**EXERCISE AIM:** Write out the material exactly, leaving every picture behind.

**DATA LISTING:**

====

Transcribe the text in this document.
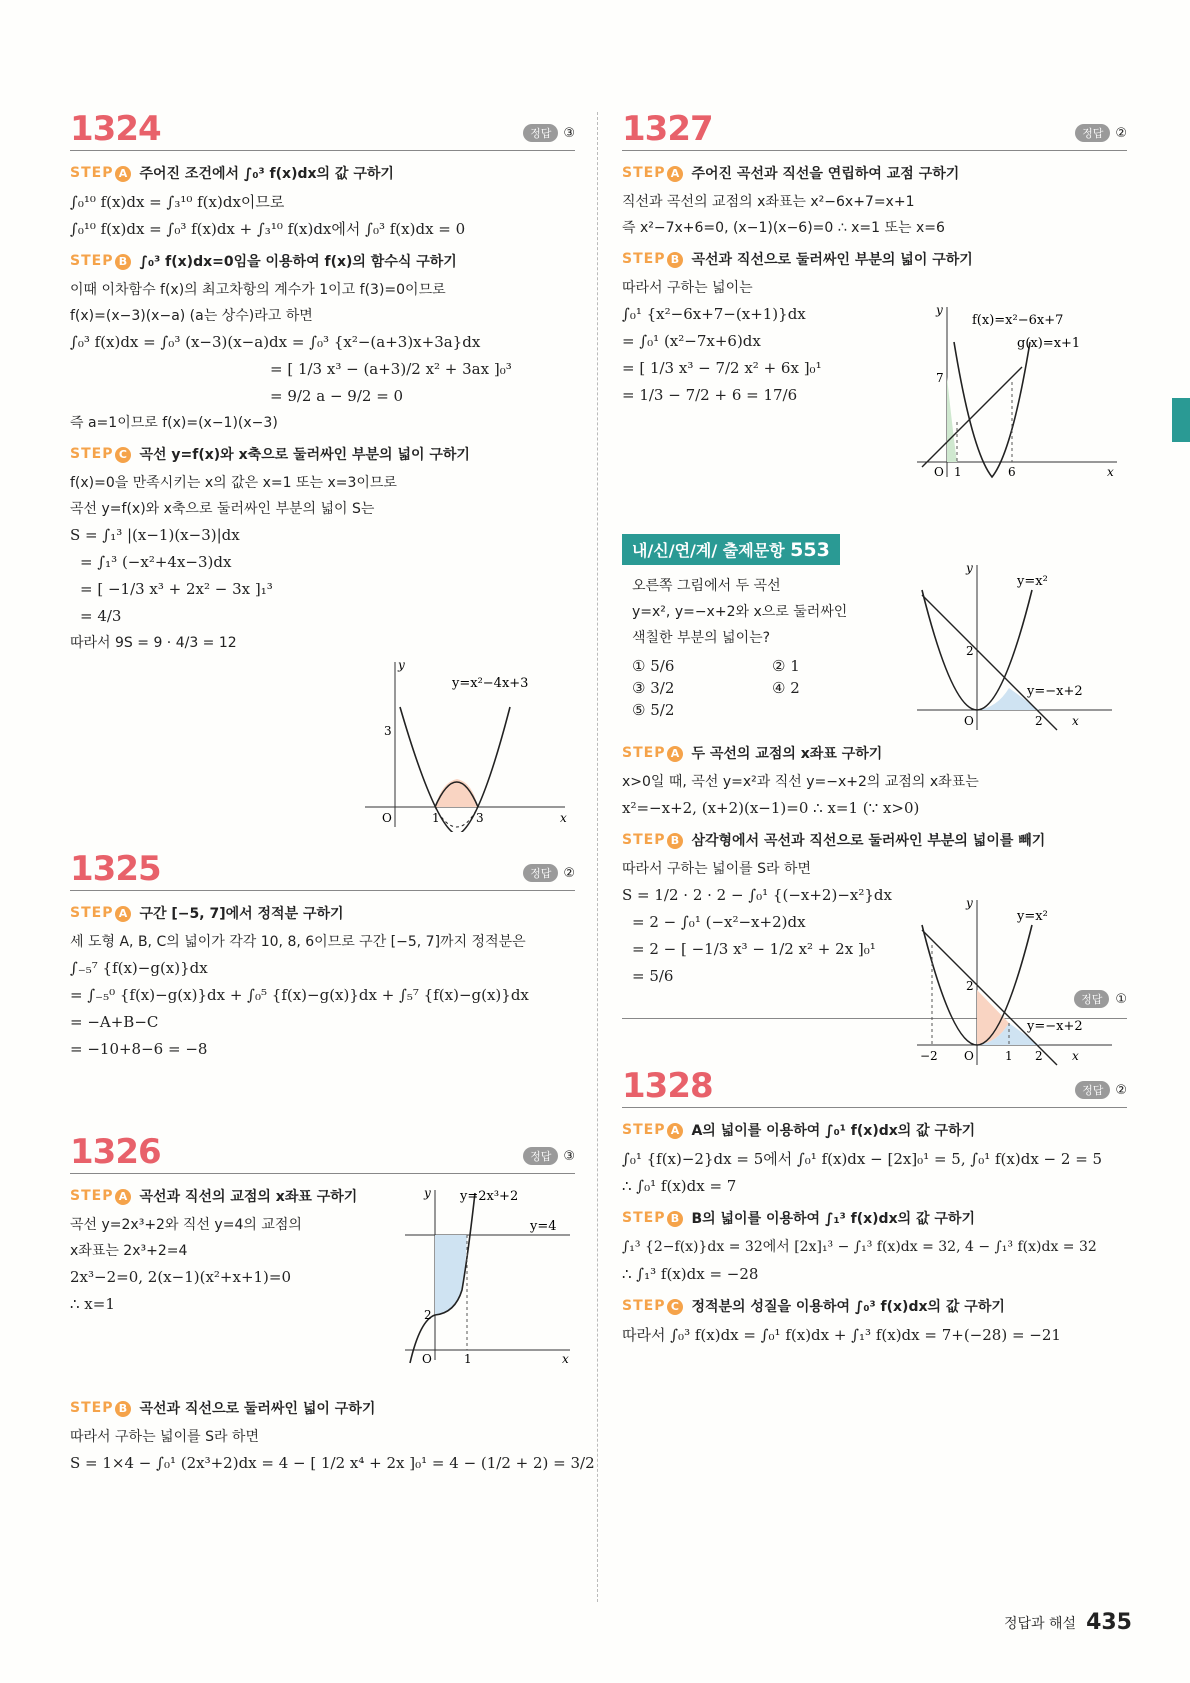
1324	정답 ③
STEP A 주어진 조건에서 ∫₀³ f(x)dx의 값 구하기
∫₀¹⁰ f(x)dx = ∫₃¹⁰ f(x)dx이므로
∫₀¹⁰ f(x)dx = ∫₀³ f(x)dx + ∫₃¹⁰ f(x)dx에서 ∫₀³ f(x)dx = 0
STEP B ∫₀³ f(x)dx=0임을 이용하여 f(x)의 함수식 구하기
이때 이차함수 f(x)의 최고차항의 계수가 1이고 f(3)=0이므로
f(x)=(x−3)(x−a) (a는 상수)라고 하면
∫₀³ f(x)dx = ∫₀³ (x−3)(x−a)dx = ∫₀³ {x²−(a+3)x+3a}dx
= [ 1/3 x³ − (a+3)/2 x² + 3ax ]₀³
= 9/2 a − 9/2 = 0
즉 a=1이므로 f(x)=(x−1)(x−3)
STEP C 곡선 y=f(x)와 x축으로 둘러싸인 부분의 넓이 구하기
f(x)=0을 만족시키는 x의 값은 x=1 또는 x=3이므로
곡선 y=f(x)와 x축으로 둘러싸인 부분의 넓이 S는
S = ∫₁³ |(x−1)(x−3)|dx
= ∫₁³ (−x²+4x−3)dx
= [ −1/3 x³ + 2x² − 3x ]₁³
= 4/3
따라서 9S = 9 · 4/3 = 12
y=x²−4x+3
y
x
O	1	3
3
1325	정답 ②
STEP A 구간 [−5, 7]에서 정적분 구하기
세 도형 A, B, C의 넓이가 각각 10, 8, 6이므로 구간 [−5, 7]까지 정적분은
∫₋₅⁷ {f(x)−g(x)}dx
= ∫₋₅⁰ {f(x)−g(x)}dx + ∫₀⁵ {f(x)−g(x)}dx + ∫₅⁷ {f(x)−g(x)}dx
= −A+B−C
= −10+8−6 = −8
1326	정답 ③
STEP A 곡선과 직선의 교점의 x좌표 구하기
곡선 y=2x³+2와 직선 y=4의 교점의
x좌표는 2x³+2=4
2x³−2=0, 2(x−1)(x²+x+1)=0
∴ x=1
STEP B 곡선과 직선으로 둘러싸인 넓이 구하기
따라서 구하는 넓이를 S라 하면
S = 1×4 − ∫₀¹ (2x³+2)dx = 4 − [ 1/2 x⁴ + 2x ]₀¹ = 4 − (1/2 + 2) = 3/2
y=2x³+2
y=4
y
x
O	1
2
1327	정답 ②
STEP A 주어진 곡선과 직선을 연립하여 교점 구하기
직선과 곡선의 교점의 x좌표는 x²−6x+7=x+1
즉 x²−7x+6=0, (x−1)(x−6)=0 ∴ x=1 또는 x=6
STEP B 곡선과 직선으로 둘러싸인 부분의 넓이 구하기
따라서 구하는 넓이는
∫₀¹ {x²−6x+7−(x+1)}dx
= ∫₀¹ (x²−7x+6)dx
= [ 1/3 x³ − 7/2 x² + 6x ]₀¹
= 1/3 − 7/2 + 6 = 17/6
f(x)=x²−6x+7
g(x)=x+1
y
x
O 1	6
7
내/신/연/계/ 출제문항 553
오른쪽 그림에서 두 곡선
y=x², y=−x+2와 x으로 둘러싸인
색칠한 부분의 넓이는?
① 5/6	② 1
③ 3/2	④ 2
⑤ 5/2
y=x²
y=−x+2
y
x
O	2
2
STEP A 두 곡선의 교점의 x좌표 구하기
x>0일 때, 곡선 y=x²과 직선 y=−x+2의 교점의 x좌표는
x²=−x+2, (x+2)(x−1)=0 ∴ x=1 (∵ x>0)
STEP B 삼각형에서 곡선과 직선으로 둘러싸인 부분의 넓이를 빼기
따라서 구하는 넓이를 S라 하면
S = 1/2 · 2 · 2 − ∫₀¹ {(−x+2)−x²}dx
= 2 − ∫₀¹ (−x²−x+2)dx
= 2 − [ −1/3 x³ − 1/2 x² + 2x ]₀¹
= 5/6
y=x²
y=−x+2
y
x
O
−2	1 2
2
정답	①
1328	정답 ②
STEP A A의 넓이를 이용하여 ∫₀¹ f(x)dx의 값 구하기
∫₀¹ {f(x)−2}dx = 5에서 ∫₀¹ f(x)dx − [2x]₀¹ = 5, ∫₀¹ f(x)dx − 2 = 5
∴ ∫₀¹ f(x)dx = 7
STEP B B의 넓이를 이용하여 ∫₁³ f(x)dx의 값 구하기
∫₁³ {2−f(x)}dx = 32에서 [2x]₁³ − ∫₁³ f(x)dx = 32, 4 − ∫₁³ f(x)dx = 32
∴ ∫₁³ f(x)dx = −28
STEP C 정적분의 성질을 이용하여 ∫₀³ f(x)dx의 값 구하기
따라서 ∫₀³ f(x)dx = ∫₀¹ f(x)dx + ∫₁³ f(x)dx = 7+(−28) = −21
정답과 해설 435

====

**RESULT FOR THIS TASK:**
Transcribe the text in this document.
1324	정답 ③
STEP A 주어진 조건에서 ∫₀³ f(x)dx의 값 구하기
∫₀¹⁰ f(x)dx = ∫₃¹⁰ f(x)dx이므로
∫₀¹⁰ f(x)dx = ∫₀³ f(x)dx + ∫₃¹⁰ f(x)dx에서 ∫₀³ f(x)dx = 0
STEP B ∫₀³ f(x)dx=0임을 이용하여 f(x)의 함수식 구하기
이때 이차함수 f(x)의 최고차항의 계수가 1이고 f(3)=0이므로
f(x)=(x−3)(x−a) (a는 상수)라고 하면
∫₀³ f(x)dx = ∫₀³ (x−3)(x−a)dx = ∫₀³ {x²−(a+3)x+3a}dx
= [ 1/3 x³ − (a+3)/2 x² + 3ax ]₀³
= 9/2 a − 9/2 = 0
즉 a=1이므로 f(x)=(x−1)(x−3)
STEP C 곡선 y=f(x)와 x축으로 둘러싸인 부분의 넓이 구하기
f(x)=0을 만족시키는 x의 값은 x=1 또는 x=3이므로
곡선 y=f(x)와 x축으로 둘러싸인 부분의 넓이 S는
S = ∫₁³ |(x−1)(x−3)|dx
= ∫₁³ (−x²+4x−3)dx
= [ −1/3 x³ + 2x² − 3x ]₁³
= 4/3
따라서 9S = 9 · 4/3 = 12
y=x²−4x+3
y
x
O	1	3
3
1325	정답 ②
STEP A 구간 [−5, 7]에서 정적분 구하기
세 도형 A, B, C의 넓이가 각각 10, 8, 6이므로 구간 [−5, 7]까지 정적분은
∫₋₅⁷ {f(x)−g(x)}dx
= ∫₋₅⁰ {f(x)−g(x)}dx + ∫₀⁵ {f(x)−g(x)}dx + ∫₅⁷ {f(x)−g(x)}dx
= −A+B−C
= −10+8−6 = −8
1326	정답 ③
STEP A 곡선과 직선의 교점의 x좌표 구하기
곡선 y=2x³+2와 직선 y=4의 교점의
x좌표는 2x³+2=4
2x³−2=0, 2(x−1)(x²+x+1)=0
∴ x=1
STEP B 곡선과 직선으로 둘러싸인 넓이 구하기
따라서 구하는 넓이를 S라 하면
S = 1×4 − ∫₀¹ (2x³+2)dx = 4 − [ 1/2 x⁴ + 2x ]₀¹ = 4 − (1/2 + 2) = 3/2
y=2x³+2
y=4
y
x
O	1
2
1327	정답 ②
STEP A 주어진 곡선과 직선을 연립하여 교점 구하기
직선과 곡선의 교점의 x좌표는 x²−6x+7=x+1
즉 x²−7x+6=0, (x−1)(x−6)=0 ∴ x=1 또는 x=6
STEP B 곡선과 직선으로 둘러싸인 부분의 넓이 구하기
따라서 구하는 넓이는
∫₀¹ {x²−6x+7−(x+1)}dx
= ∫₀¹ (x²−7x+6)dx
= [ 1/3 x³ − 7/2 x² + 6x ]₀¹
= 1/3 − 7/2 + 6 = 17/6
f(x)=x²−6x+7
g(x)=x+1
y
x
O 1	6
7
내/신/연/계/ 출제문항 553
오른쪽 그림에서 두 곡선
y=x², y=−x+2와 x으로 둘러싸인
색칠한 부분의 넓이는?
① 5/6	② 1
③ 3/2	④ 2
⑤ 5/2
y=x²
y=−x+2
y
x
O	2
2
STEP A 두 곡선의 교점의 x좌표 구하기
x>0일 때, 곡선 y=x²과 직선 y=−x+2의 교점의 x좌표는
x²=−x+2, (x+2)(x−1)=0 ∴ x=1 (∵ x>0)
STEP B 삼각형에서 곡선과 직선으로 둘러싸인 부분의 넓이를 빼기
따라서 구하는 넓이를 S라 하면
S = 1/2 · 2 · 2 − ∫₀¹ {(−x+2)−x²}dx
= 2 − ∫₀¹ (−x²−x+2)dx
= 2 − [ −1/3 x³ − 1/2 x² + 2x ]₀¹
= 5/6
y=x²
y=−x+2
y
x
O
−2	1 2
2
정답	①
1328	정답 ②
STEP A A의 넓이를 이용하여 ∫₀¹ f(x)dx의 값 구하기
∫₀¹ {f(x)−2}dx = 5에서 ∫₀¹ f(x)dx − [2x]₀¹ = 5, ∫₀¹ f(x)dx − 2 = 5
∴ ∫₀¹ f(x)dx = 7
STEP B B의 넓이를 이용하여 ∫₁³ f(x)dx의 값 구하기
∫₁³ {2−f(x)}dx = 32에서 [2x]₁³ − ∫₁³ f(x)dx = 32, 4 − ∫₁³ f(x)dx = 32
∴ ∫₁³ f(x)dx = −28
STEP C 정적분의 성질을 이용하여 ∫₀³ f(x)dx의 값 구하기
따라서 ∫₀³ f(x)dx = ∫₀¹ f(x)dx + ∫₁³ f(x)dx = 7+(−28) = −21
정답과 해설 435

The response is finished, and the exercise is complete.